*Written problem*: Search the records for "activation" and copy each line that holds it.

*Source records*:
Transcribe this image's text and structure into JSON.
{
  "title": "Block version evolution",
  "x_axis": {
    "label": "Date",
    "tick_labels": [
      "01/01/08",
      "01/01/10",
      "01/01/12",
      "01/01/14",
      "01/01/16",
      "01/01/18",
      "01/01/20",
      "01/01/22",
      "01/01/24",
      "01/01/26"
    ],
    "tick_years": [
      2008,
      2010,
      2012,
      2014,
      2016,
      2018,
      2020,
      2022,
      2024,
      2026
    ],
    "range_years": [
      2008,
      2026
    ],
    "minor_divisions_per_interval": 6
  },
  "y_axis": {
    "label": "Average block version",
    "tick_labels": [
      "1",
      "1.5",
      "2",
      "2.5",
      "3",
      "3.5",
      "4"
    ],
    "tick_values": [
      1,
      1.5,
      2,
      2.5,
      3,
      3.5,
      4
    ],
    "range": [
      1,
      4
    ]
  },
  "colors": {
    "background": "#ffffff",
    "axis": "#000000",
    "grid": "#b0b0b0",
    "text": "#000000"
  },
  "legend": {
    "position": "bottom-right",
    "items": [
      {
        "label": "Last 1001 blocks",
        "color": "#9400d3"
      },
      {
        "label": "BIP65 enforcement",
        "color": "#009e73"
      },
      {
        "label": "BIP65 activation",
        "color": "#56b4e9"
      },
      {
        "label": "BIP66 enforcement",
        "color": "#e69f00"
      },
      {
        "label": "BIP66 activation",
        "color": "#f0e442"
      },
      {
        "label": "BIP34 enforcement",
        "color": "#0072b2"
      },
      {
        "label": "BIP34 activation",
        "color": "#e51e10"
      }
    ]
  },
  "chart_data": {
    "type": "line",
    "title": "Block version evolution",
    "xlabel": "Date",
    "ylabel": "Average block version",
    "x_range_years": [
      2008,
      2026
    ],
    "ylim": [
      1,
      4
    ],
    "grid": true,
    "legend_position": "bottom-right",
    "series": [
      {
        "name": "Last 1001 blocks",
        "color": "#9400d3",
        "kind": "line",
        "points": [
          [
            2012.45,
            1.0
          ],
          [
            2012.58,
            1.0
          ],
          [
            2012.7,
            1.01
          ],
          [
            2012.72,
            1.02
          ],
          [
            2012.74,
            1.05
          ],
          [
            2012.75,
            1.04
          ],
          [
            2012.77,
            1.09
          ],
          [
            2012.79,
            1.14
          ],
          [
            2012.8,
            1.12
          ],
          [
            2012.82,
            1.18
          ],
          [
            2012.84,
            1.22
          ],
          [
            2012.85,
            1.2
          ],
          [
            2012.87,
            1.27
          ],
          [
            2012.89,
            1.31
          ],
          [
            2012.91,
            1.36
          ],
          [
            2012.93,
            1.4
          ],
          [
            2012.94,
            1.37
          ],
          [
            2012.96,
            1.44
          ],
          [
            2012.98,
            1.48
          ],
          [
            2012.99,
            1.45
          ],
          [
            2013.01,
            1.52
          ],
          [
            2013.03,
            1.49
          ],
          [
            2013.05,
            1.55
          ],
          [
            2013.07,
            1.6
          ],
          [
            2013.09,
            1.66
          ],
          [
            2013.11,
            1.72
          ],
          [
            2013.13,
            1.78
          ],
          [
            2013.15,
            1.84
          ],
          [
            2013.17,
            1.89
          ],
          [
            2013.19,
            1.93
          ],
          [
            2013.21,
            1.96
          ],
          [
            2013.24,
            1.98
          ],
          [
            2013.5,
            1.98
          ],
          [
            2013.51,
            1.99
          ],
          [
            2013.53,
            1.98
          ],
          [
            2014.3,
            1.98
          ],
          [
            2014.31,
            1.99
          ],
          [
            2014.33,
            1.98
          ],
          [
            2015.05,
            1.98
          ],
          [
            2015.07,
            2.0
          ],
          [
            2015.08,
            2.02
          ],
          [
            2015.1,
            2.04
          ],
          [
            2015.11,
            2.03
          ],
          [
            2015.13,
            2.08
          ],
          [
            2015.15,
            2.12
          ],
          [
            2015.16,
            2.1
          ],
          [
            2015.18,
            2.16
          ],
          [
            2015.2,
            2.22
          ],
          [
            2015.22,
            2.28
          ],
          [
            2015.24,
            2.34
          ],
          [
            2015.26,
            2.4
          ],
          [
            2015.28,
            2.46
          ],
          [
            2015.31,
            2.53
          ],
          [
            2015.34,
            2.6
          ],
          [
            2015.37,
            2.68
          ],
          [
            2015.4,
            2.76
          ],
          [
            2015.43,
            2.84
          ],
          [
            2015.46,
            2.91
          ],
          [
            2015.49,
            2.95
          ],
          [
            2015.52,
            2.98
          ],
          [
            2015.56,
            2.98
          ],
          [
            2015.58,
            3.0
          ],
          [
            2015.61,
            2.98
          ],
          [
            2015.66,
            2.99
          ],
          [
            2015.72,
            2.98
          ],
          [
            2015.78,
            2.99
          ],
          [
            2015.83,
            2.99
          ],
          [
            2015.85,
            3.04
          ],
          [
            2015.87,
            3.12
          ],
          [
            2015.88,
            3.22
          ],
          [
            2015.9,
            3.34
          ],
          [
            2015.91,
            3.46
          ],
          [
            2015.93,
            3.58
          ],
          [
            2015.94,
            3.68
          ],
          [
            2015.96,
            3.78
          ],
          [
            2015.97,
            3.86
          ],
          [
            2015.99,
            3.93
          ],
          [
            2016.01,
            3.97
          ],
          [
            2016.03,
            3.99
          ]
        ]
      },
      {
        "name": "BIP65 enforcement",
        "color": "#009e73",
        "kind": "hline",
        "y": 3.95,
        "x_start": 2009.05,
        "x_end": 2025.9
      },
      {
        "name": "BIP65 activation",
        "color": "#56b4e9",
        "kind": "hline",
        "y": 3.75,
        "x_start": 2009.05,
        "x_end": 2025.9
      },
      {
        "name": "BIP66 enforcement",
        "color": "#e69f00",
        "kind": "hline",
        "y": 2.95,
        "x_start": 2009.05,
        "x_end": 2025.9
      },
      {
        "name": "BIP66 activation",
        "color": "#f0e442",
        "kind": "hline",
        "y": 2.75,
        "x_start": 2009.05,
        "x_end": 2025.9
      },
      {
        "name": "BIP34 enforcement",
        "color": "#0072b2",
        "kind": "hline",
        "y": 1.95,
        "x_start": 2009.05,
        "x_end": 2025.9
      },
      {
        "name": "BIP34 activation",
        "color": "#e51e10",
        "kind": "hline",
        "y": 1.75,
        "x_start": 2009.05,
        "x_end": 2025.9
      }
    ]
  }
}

*Response to this exercise*:
        "label": "BIP65 activation",
        "label": "BIP66 activation",
        "label": "BIP34 activation",
        "name": "BIP65 activation",
        "name": "BIP66 activation",
        "name": "BIP34 activation",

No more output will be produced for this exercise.